Internasional

Klaim China & Harta Karun Migas di Laut China Selatan

Thea Fathanah Arbar, CNBC Indonesia
25 July 2020 18:33
FILE PHOTO: Chinese dredging vessels are purportedly seen in the waters around Fiery Cross Reef in the disputed Spratly Islands in the South China Sea in this still image from video taken by a P-8A Poseidon surveillance aircraft provided by the United States Navy May 21, 2015. U.S. Navy/Handout via Reuters/File Photo ATTENTION EDITORS - THIS PICTURE WAS PROVIDED BY A THIRD PARTY. EDITORIAL USE ONLY
Foto: U.S. Navy/Handout via Reuters

Jakarta, CNBC Indonesia - Konflik di perairan Laut China Selatan kian memanas. China makin berani untuk mengklaim setidaknya 80% kawasan di perairan ini.

Laut China Selatan diketahui menjadi salah satu pintu gerbang komersial yang krusial bagi sebagian besar industri logistik dunia. Kawasan ini menjadi sub-wilayah ekonomi strategis di kawasan Indo-Pasifik.

Dilansir CFR Global Conflict Tracker, total nilai perdagangan yang melintasi kawasan ini pada 2016 mencapai US$3,37 triliun. Bahkan perdagangan gas alam cair global yang transit melalui Laut China Selatan pada 2017 sebanyak 40 persen dari total konsumsi dunia.

**YANG DIMINTA**
#1 Salin persis bagian artikel tentang Laut China Selatan, mulai dari "Internasional" sampai dengan "di perairan ini.".
#2 Teruskan artikel tentang Laut China Selatan itu, mulai setelah kalimat terakhirnya.

**DATA TERKUMPUL**
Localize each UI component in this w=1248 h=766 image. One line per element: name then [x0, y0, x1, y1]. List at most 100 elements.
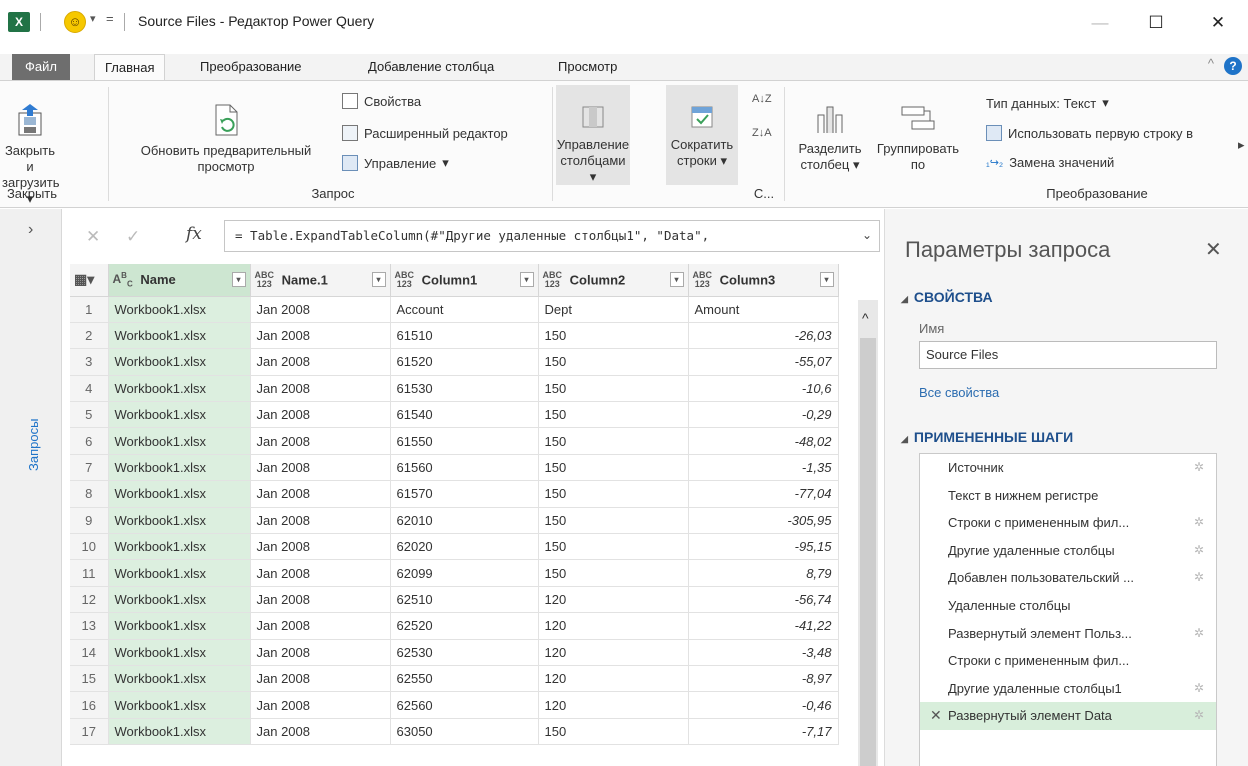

**HASIL TIAP TUGAS**
#1
Internasional

Klaim China & Harta Karun Migas di Laut China Selatan

Thea Fathanah Arbar, CNBC Indonesia
25 July 2020 18:33
FILE PHOTO: Chinese dredging vessels are purportedly seen in the waters around Fiery Cross Reef in the disputed Spratly Islands in the South China Sea in this still image from video taken by a P-8A Poseidon surveillance aircraft provided by the United States Navy May 21, 2015. U.S. Navy/Handout via Reuters/File Photo ATTENTION EDITORS - THIS PICTURE WAS PROVIDED BY A THIRD PARTY. EDITORIAL USE ONLY
Foto: U.S. Navy/Handout via Reuters

Jakarta, CNBC Indonesia - Konflik di perairan Laut China Selatan kian memanas. China makin berani untuk mengklaim setidaknya 80% kawasan di perairan ini.

#2
Perairan ini juga kaya akan sumber daya hasil laut. Laut China Selatan dilaporkan memiliki cadangan minyak dan gas yang signifikan. Diperkirakan ada 11 miliar barel minyak yang belum dimanfaatkan, serta 190 triliun kaki kubik cadangan gas alam di perairan ini.

Namun klaim sepihak China ini berbenturan dengan beberapa negara anggota ASEAN. Secara geografis, wilayah memiliki peran penting dalam geopolitik Indo-Pasifik yang berbatasan dengan Brunei Darussalam, Kamboja, Indonesia, Malaysia, Filipina, Singapura, Thailand, dan Vietnam, serta Taiwan, dan China.

Kekayaan Alam

Tentu nilai kekayaan alam dan potensi ekonomi yang melimpah di perairan tersebut menjadi salah satu faktor yang memperburuk sengketa maritim dan teritorial antar negara. Persaingan klaim kedaulatan teritorial atas pulau-pulau dan perairan di wilayah ini juga semakin memanas.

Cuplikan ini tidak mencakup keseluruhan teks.